S’il n’y avait d’ailleurs pas le capitalisme pour faire imploser les familles ainsi que les couples, les gens en retourneraient pratiquement au patriarcat. Pour caricaturer, la France est constituée de gens refusant totalement le couple, la famille, ou bien de gens résumant leur vie à une forme de couple, de famille, particulièrement replié sur eux-mêmes. Exagéré ? Il suffit de regarder autour de soi.

Et il y a la patrie. Les Français ne sont pas des Suédois ou des Américains : ils ne mettent pas des drapeaux nationaux partout et ne se mettent pas en rage ou en pleurs si on critique leur pays. En revanche, il leur faut leur crise régulière de chauvinisme. S’il n’ont pas leur petit triomphe national, leur petite réussite napoléonienne parvenant à la tête de l’actualité de temps en temps, ils sont très mécontents.

Entrées de disposition spatiale
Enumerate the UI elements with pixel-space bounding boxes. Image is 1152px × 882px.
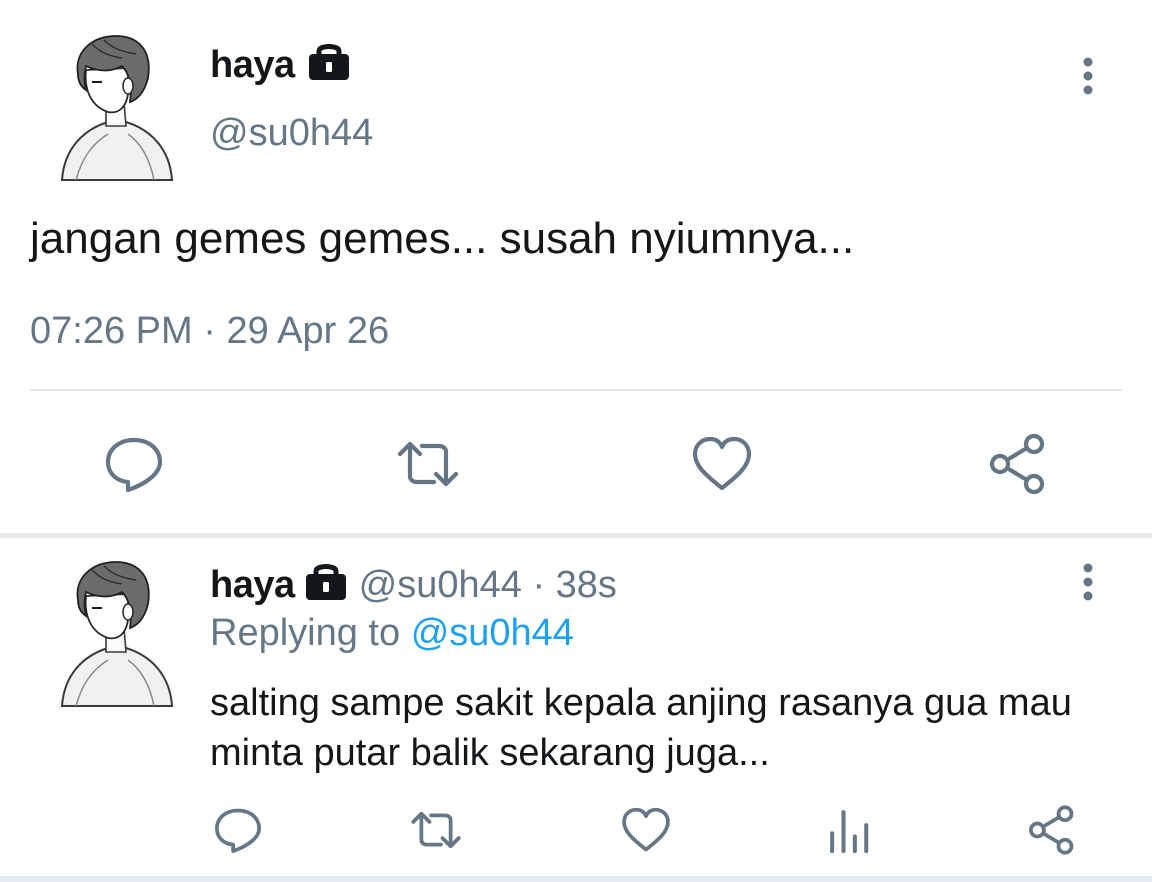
reply-icon — [215, 808, 261, 853]
tweet-date: 29 Apr 26 — [226, 310, 390, 352]
replying-to: Replying to @su0h44 — [210, 612, 574, 655]
tweet-time: 07:26 PM — [30, 310, 193, 352]
reply-header: haya @su0h44 · 38s — [210, 562, 617, 607]
share-icon — [1029, 805, 1074, 855]
author-name[interactable]: haya — [210, 44, 295, 87]
section-divider — [0, 876, 1152, 882]
divider — [30, 389, 1122, 391]
replying-to-link[interactable]: @su0h44 — [411, 612, 574, 654]
retweet-icon — [397, 441, 459, 487]
like-button[interactable] — [690, 432, 754, 496]
retweet-button[interactable] — [396, 432, 460, 496]
analytics-icon — [830, 810, 869, 854]
lock-icon — [303, 562, 349, 602]
more-vertical-icon[interactable] — [1072, 56, 1104, 96]
reply-author-handle[interactable]: @su0h44 — [359, 564, 522, 606]
tweet-timestamp: 07:26 PM · 29 Apr 26 — [30, 310, 389, 353]
more-vertical-icon[interactable] — [1072, 562, 1104, 602]
author-handle[interactable]: @su0h44 — [210, 112, 373, 155]
retweet-icon — [411, 811, 461, 849]
share-icon — [989, 433, 1045, 495]
share-button[interactable] — [986, 432, 1050, 496]
avatar[interactable] — [56, 30, 174, 182]
share-button[interactable] — [1026, 804, 1078, 856]
like-button[interactable] — [620, 804, 672, 856]
reply-text: salting sampe sakit kepala anjing rasany… — [210, 682, 1072, 774]
meta-separator: · — [532, 564, 546, 606]
replying-prefix: Replying to — [210, 612, 401, 654]
reply-button[interactable] — [102, 432, 166, 496]
reply-icon — [105, 437, 163, 493]
tweet-text: jangan gemes gemes... susah nyiumnya... — [30, 214, 855, 263]
reply-author-name[interactable]: haya — [210, 564, 295, 606]
retweet-button[interactable] — [410, 804, 462, 856]
meta-separator: · — [203, 310, 216, 352]
analytics-button[interactable] — [824, 804, 876, 856]
section-divider — [0, 533, 1152, 538]
heart-icon — [692, 436, 752, 491]
reply-avatar[interactable] — [56, 556, 174, 708]
heart-icon — [622, 807, 670, 852]
lock-icon — [306, 42, 352, 82]
reply-button[interactable] — [212, 804, 264, 856]
reply-time-ago: 38s — [555, 564, 617, 606]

Votre tâche: Recopiez intégralement le texte sur la famille et la patrie, sans rien y changer.

Corrigé:
S’il n’y avait d’ailleurs pas le capitalisme pour faire imploser les familles ainsi que les couples, les gens en retourneraient pratiquement au patriarcat. Pour caricaturer, la France est constituée de gens refusant totalement le couple, la famille, ou bien de gens résumant leur vie à une forme de couple, de famille, particulièrement replié sur eux-mêmes. Exagéré ? Il suffit de regarder autour de soi.

Et il y a la patrie. Les Français ne sont pas des Suédois ou des Américains : ils ne mettent pas des drapeaux nationaux partout et ne se mettent pas en rage ou en pleurs si on critique leur pays. En revanche, il leur faut leur crise régulière de chauvinisme. S’il n’ont pas leur petit triomphe national, leur petite réussite napoléonienne parvenant à la tête de l’actualité de temps en temps, ils sont très mécontents.